(Data entries)
......

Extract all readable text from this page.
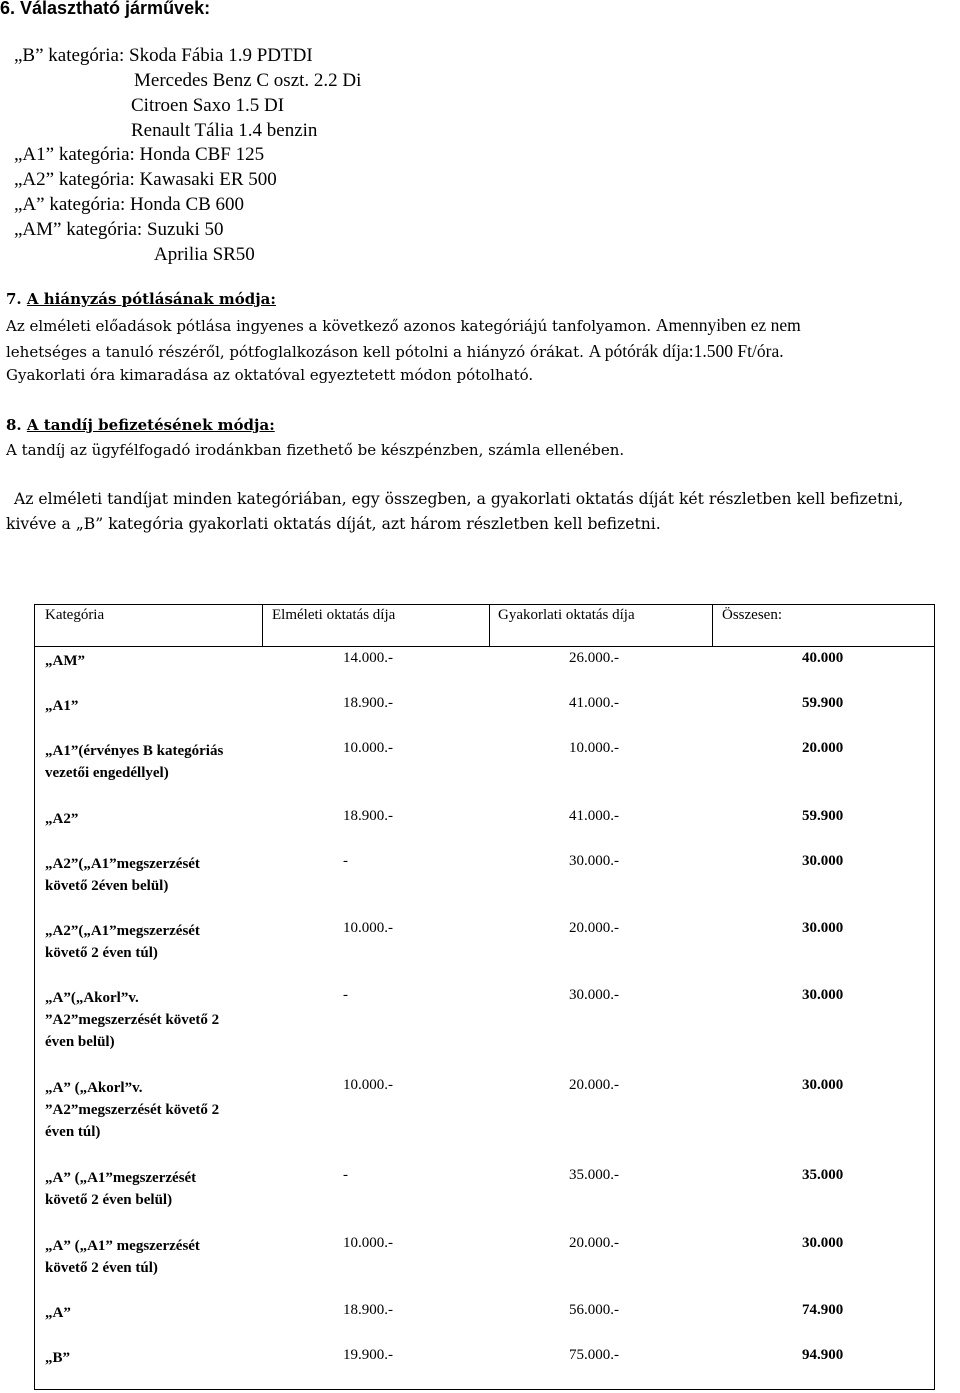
6. Választható járművek:
„B” kategória: Skoda Fábia 1.9 PDTDI
Mercedes Benz C oszt. 2.2 Di
Citroen Saxo 1.5 DI
Renault Tália 1.4 benzin
„A1” kategória: Honda CBF 125
„A2” kategória: Kawasaki ER 500
„A” kategória: Honda CB 600
„AM” kategória: Suzuki 50
Aprilia SR50
7. A hiányzás pótlásának módja:
Az elméleti előadások pótlása ingyenes a következő azonos kategóriájú tanfolyamon. Amennyiben ez nem
lehetséges a tanuló részéről, pótfoglalkozáson kell pótolni a hiányzó órákat. A pótórák díja:1.500 Ft/óra.
Gyakorlati óra kimaradása az oktatóval egyeztetett módon pótolható.
8. A tandíj befizetésének módja:
A tandíj az ügyfélfogadó irodánkban fizethető be készpénzben, számla ellenében.
Az elméleti tandíjat minden kategóriában, egy összegben, a gyakorlati oktatás díját két részletben kell befizetni,
kivéve a „B” kategória gyakorlati oktatás díját, azt három részletben kell befizetni.
Kategória	Elméleti oktatás díja	Gyakorlati oktatás díja	Összesen:
„AM”	14.000.-	26.000.-	40.000
„A1”	18.900.-	41.000.-	59.900
„A1”(érvényes B kategóriás
vezetői engedéllyel)
10.000.-	10.000.-	20.000
„A2”	18.900.-	41.000.-	59.900
„A2”(„A1”megszerzését
követő 2éven belül)
-	30.000.-	30.000
„A2”(„A1”megszerzését
követő 2 éven túl)
10.000.-	20.000.-	30.000
„A”(„Akorl”v.
”A2”megszerzését követő 2
éven belül)
-	30.000.-	30.000
„A” („Akorl”v.
”A2”megszerzését követő 2
éven túl)
10.000.-	20.000.-	30.000
„A” („A1”megszerzését
követő 2 éven belül)
-	35.000.-	35.000
„A” („A1” megszerzését
követő 2 éven túl)
10.000.-	20.000.-	30.000
„A”	18.900.-	56.000.-	74.900
„B”	19.900.-	75.000.-	94.900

......

> [Your objective] All of the data above should be quoted exactly, except for the pictures.

> [Reply to the exercise]
Extract all readable text from this page.
6. Választható járművek:
„B” kategória: Skoda Fábia 1.9 PDTDI
Mercedes Benz C oszt. 2.2 Di
Citroen Saxo 1.5 DI
Renault Tália 1.4 benzin
„A1” kategória: Honda CBF 125
„A2” kategória: Kawasaki ER 500
„A” kategória: Honda CB 600
„AM” kategória: Suzuki 50
Aprilia SR50
7. A hiányzás pótlásának módja:
Az elméleti előadások pótlása ingyenes a következő azonos kategóriájú tanfolyamon. Amennyiben ez nem
lehetséges a tanuló részéről, pótfoglalkozáson kell pótolni a hiányzó órákat. A pótórák díja:1.500 Ft/óra.
Gyakorlati óra kimaradása az oktatóval egyeztetett módon pótolható.
8. A tandíj befizetésének módja:
A tandíj az ügyfélfogadó irodánkban fizethető be készpénzben, számla ellenében.
Az elméleti tandíjat minden kategóriában, egy összegben, a gyakorlati oktatás díját két részletben kell befizetni,
kivéve a „B” kategória gyakorlati oktatás díját, azt három részletben kell befizetni.
Kategória	Elméleti oktatás díja	Gyakorlati oktatás díja	Összesen:
„AM”	14.000.-	26.000.-	40.000
„A1”	18.900.-	41.000.-	59.900
„A1”(érvényes B kategóriás
vezetői engedéllyel)
10.000.-	10.000.-	20.000
„A2”	18.900.-	41.000.-	59.900
„A2”(„A1”megszerzését
követő 2éven belül)
-	30.000.-	30.000
„A2”(„A1”megszerzését
követő 2 éven túl)
10.000.-	20.000.-	30.000
„A”(„Akorl”v.
”A2”megszerzését követő 2
éven belül)
-	30.000.-	30.000
„A” („Akorl”v.
”A2”megszerzését követő 2
éven túl)
10.000.-	20.000.-	30.000
„A” („A1”megszerzését
követő 2 éven belül)
-	35.000.-	35.000
„A” („A1” megszerzését
követő 2 éven túl)
10.000.-	20.000.-	30.000
„A”	18.900.-	56.000.-	74.900
„B”	19.900.-	75.000.-	94.900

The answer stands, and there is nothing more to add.